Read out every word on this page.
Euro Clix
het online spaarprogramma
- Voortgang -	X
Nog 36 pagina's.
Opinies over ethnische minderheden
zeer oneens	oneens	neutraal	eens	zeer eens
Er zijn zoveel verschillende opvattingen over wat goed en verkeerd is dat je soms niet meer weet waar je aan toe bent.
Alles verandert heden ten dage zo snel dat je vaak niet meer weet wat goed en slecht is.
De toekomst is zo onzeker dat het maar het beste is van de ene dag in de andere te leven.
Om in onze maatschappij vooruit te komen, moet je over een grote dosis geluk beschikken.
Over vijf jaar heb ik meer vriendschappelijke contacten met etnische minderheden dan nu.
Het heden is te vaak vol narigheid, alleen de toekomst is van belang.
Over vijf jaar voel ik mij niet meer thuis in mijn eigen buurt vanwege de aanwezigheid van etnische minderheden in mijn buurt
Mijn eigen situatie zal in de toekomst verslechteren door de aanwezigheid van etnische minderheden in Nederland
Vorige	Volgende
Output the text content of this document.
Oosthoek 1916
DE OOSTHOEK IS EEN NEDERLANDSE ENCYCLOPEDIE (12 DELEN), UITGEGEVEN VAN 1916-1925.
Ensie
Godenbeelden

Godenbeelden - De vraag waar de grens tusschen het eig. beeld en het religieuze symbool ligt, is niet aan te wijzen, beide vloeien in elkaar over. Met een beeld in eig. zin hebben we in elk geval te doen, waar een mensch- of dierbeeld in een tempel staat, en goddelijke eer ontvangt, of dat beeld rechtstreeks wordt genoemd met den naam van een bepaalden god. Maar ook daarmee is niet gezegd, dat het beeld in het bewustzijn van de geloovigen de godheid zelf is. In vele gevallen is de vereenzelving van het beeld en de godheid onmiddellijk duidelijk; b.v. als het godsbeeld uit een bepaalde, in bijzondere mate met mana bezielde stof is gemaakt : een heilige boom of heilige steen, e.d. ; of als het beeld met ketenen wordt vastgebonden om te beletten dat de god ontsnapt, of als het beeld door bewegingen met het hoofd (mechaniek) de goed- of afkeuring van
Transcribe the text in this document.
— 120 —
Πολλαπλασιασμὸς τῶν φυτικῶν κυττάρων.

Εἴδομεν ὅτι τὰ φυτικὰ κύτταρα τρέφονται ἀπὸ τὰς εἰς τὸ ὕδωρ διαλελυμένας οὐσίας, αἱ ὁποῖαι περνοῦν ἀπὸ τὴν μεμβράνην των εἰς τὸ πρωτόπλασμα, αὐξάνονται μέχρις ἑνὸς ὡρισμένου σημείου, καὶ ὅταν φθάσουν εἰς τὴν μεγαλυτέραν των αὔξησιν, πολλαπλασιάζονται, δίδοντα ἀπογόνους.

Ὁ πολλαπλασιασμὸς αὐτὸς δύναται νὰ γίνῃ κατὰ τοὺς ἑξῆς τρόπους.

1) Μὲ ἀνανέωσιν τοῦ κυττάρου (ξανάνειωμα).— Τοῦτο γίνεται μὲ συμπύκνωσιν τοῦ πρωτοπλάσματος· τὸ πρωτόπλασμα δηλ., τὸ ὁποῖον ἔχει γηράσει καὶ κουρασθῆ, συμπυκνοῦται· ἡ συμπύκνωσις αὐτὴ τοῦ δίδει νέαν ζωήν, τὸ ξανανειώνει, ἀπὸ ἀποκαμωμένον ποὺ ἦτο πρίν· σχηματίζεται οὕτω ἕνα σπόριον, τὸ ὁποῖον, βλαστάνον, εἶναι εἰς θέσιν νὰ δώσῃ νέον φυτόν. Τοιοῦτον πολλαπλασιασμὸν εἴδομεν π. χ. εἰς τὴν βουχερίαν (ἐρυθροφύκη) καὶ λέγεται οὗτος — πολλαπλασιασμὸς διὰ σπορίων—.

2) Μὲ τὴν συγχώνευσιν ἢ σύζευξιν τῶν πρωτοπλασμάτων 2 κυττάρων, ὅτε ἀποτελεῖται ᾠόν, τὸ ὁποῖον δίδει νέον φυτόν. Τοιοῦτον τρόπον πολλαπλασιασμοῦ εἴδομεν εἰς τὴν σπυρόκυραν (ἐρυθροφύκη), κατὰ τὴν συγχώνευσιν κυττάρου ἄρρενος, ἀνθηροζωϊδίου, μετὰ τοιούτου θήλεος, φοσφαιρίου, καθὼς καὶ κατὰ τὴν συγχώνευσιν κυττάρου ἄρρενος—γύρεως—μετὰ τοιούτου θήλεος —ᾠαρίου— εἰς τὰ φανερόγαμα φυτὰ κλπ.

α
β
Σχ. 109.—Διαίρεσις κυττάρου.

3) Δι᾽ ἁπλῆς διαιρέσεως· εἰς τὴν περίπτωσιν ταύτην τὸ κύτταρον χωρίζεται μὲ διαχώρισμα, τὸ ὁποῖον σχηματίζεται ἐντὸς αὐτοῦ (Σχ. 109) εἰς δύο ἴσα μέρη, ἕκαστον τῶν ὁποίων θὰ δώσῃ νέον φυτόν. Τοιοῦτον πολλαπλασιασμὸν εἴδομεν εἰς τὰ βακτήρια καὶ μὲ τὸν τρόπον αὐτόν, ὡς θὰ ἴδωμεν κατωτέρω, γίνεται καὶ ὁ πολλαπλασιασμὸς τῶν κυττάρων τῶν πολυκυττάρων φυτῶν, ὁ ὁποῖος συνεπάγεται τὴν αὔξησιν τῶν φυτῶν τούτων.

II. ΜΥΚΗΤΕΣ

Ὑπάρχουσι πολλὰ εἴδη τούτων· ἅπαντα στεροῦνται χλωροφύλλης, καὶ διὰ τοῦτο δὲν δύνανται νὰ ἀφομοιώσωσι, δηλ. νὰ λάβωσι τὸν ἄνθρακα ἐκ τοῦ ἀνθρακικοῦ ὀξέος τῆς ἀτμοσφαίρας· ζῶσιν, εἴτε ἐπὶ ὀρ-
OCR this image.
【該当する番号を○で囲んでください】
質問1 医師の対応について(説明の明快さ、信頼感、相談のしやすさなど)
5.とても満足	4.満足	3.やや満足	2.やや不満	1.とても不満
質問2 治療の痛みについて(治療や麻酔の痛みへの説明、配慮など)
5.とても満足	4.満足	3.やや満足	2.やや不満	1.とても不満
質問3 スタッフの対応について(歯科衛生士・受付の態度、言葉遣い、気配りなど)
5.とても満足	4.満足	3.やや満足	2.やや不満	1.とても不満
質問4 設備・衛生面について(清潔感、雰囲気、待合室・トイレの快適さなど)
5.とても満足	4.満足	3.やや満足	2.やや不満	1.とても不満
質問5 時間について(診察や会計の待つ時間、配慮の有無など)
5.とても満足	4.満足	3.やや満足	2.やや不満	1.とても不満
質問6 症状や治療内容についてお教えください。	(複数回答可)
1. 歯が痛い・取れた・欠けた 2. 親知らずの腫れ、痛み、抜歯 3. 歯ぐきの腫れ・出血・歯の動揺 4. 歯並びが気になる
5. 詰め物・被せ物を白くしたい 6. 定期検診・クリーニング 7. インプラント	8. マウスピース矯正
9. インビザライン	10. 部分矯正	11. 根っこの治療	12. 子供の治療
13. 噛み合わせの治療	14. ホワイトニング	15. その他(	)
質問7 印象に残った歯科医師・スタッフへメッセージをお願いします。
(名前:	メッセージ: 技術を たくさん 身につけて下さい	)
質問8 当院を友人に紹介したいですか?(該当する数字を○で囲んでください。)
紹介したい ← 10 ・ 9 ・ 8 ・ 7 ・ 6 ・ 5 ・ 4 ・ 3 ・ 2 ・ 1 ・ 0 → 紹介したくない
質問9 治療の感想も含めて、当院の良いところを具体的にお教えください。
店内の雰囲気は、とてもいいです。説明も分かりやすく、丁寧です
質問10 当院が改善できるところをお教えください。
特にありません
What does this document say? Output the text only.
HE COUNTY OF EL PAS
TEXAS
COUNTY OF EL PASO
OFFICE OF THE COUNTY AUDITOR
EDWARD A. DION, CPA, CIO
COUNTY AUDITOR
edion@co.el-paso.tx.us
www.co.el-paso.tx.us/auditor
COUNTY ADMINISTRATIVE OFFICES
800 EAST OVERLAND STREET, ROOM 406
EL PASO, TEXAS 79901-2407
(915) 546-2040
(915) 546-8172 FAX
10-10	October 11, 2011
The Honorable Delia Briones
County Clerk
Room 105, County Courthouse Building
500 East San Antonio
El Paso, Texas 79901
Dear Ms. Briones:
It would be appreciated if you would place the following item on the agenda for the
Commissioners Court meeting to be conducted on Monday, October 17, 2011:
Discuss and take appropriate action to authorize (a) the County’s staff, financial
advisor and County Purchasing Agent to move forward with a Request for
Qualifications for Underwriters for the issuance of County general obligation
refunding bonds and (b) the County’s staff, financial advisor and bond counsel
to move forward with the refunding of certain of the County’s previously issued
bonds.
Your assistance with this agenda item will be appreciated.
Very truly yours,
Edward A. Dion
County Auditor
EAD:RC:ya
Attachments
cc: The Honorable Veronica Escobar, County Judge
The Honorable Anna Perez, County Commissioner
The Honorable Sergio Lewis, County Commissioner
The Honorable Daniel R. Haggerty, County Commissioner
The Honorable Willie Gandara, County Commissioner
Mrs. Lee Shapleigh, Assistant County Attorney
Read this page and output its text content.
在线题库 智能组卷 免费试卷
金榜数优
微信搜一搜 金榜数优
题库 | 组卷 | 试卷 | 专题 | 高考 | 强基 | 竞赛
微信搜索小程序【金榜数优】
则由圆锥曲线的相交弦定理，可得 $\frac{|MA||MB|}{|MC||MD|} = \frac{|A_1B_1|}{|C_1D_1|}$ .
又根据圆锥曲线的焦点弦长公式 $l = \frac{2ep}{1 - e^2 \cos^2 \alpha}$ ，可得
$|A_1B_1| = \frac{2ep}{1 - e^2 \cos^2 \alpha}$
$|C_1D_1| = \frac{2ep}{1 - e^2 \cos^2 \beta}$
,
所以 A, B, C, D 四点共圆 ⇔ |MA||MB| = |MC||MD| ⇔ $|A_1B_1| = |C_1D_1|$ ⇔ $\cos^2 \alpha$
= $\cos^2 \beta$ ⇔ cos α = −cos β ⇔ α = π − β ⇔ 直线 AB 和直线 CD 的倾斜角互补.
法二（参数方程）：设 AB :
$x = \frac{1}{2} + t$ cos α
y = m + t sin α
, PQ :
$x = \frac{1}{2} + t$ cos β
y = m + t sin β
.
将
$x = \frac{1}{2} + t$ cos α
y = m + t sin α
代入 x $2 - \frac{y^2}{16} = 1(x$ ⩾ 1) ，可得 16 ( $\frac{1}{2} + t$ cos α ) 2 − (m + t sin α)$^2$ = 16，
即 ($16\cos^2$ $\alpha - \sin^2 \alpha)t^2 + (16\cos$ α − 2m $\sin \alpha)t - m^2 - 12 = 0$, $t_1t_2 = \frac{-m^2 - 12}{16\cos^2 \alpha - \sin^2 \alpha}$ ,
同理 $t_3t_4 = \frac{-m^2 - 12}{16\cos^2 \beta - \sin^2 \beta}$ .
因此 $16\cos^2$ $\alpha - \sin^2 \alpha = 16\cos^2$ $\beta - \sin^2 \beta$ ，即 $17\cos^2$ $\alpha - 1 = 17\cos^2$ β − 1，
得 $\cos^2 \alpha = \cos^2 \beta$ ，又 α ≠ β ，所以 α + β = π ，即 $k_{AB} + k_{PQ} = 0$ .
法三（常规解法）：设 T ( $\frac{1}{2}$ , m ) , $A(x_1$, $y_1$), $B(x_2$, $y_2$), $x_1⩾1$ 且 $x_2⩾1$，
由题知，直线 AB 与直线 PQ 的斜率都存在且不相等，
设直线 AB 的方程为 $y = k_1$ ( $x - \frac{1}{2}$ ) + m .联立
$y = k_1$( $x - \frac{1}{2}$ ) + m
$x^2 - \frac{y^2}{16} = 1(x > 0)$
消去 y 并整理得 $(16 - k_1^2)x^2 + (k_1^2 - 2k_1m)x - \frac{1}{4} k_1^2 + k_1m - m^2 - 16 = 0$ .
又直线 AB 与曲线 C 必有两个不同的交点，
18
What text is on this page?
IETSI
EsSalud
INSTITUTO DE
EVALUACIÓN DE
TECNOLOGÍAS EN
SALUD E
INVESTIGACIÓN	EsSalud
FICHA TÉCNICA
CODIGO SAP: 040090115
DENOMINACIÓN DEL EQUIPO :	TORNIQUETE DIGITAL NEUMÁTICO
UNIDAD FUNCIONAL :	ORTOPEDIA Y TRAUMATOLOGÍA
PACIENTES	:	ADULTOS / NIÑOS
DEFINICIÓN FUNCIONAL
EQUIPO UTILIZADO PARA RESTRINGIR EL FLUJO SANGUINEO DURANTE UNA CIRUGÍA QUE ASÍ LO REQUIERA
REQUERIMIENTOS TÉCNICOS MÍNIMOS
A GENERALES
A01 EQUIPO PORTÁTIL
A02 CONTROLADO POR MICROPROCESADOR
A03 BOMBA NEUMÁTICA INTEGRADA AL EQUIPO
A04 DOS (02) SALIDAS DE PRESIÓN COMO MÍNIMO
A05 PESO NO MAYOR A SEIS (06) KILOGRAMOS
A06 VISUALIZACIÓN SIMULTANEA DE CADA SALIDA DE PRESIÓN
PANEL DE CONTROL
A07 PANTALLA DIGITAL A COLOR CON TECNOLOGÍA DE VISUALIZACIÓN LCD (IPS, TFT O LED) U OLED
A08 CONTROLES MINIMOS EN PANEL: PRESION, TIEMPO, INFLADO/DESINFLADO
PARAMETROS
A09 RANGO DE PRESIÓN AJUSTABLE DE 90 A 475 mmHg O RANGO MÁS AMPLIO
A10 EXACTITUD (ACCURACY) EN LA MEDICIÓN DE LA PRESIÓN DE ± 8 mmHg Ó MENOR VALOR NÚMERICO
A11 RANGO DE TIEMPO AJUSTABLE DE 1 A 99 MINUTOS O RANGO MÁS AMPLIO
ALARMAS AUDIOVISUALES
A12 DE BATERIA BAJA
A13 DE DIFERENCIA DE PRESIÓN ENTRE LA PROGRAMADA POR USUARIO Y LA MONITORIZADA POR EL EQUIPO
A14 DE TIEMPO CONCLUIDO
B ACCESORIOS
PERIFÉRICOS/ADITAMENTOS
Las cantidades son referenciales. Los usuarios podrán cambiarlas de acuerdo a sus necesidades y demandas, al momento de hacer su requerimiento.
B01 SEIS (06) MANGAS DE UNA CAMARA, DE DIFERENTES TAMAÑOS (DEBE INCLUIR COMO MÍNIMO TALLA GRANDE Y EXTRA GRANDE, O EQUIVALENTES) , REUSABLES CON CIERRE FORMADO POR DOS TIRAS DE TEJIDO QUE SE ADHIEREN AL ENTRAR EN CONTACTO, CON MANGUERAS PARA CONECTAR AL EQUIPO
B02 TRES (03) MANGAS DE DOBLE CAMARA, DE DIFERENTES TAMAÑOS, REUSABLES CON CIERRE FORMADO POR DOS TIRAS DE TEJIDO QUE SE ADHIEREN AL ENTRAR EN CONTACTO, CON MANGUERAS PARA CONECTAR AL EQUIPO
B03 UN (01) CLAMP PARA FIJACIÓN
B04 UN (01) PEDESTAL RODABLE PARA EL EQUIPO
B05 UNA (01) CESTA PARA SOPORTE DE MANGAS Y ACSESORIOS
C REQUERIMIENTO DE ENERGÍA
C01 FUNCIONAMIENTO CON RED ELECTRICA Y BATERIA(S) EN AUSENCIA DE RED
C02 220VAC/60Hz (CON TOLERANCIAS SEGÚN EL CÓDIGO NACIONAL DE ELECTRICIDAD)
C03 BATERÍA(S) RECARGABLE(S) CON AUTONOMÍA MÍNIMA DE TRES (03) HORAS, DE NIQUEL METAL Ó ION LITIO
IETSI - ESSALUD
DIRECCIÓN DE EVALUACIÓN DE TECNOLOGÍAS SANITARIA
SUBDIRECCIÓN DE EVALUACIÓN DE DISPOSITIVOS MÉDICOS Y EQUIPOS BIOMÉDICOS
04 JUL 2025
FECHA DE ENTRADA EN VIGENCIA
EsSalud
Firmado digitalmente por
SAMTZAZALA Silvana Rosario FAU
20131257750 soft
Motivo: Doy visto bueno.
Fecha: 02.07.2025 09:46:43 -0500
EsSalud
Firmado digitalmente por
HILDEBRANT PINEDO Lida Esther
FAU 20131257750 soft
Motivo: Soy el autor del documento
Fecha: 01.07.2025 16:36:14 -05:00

• DIRECTION
Select from the material above each line in which the string "SEIS" appears, and list those lines.

• ANSWER TO THE EXERCISE
A05 PESO NO MAYOR A SEIS (06) KILOGRAMOS
B01 SEIS (06) MANGAS DE UNA CAMARA, DE DIFERENTES TAMAÑOS (DEBE INCLUIR COMO MÍNIMO TALLA GRANDE Y EXTRA GRANDE, O EQUIVALENTES) , REUSABLES CON CIERRE FORMADO POR DOS TIRAS DE TEJIDO QUE SE ADHIEREN AL ENTRAR EN CONTACTO, CON MANGUERAS PARA CONECTAR AL EQUIPO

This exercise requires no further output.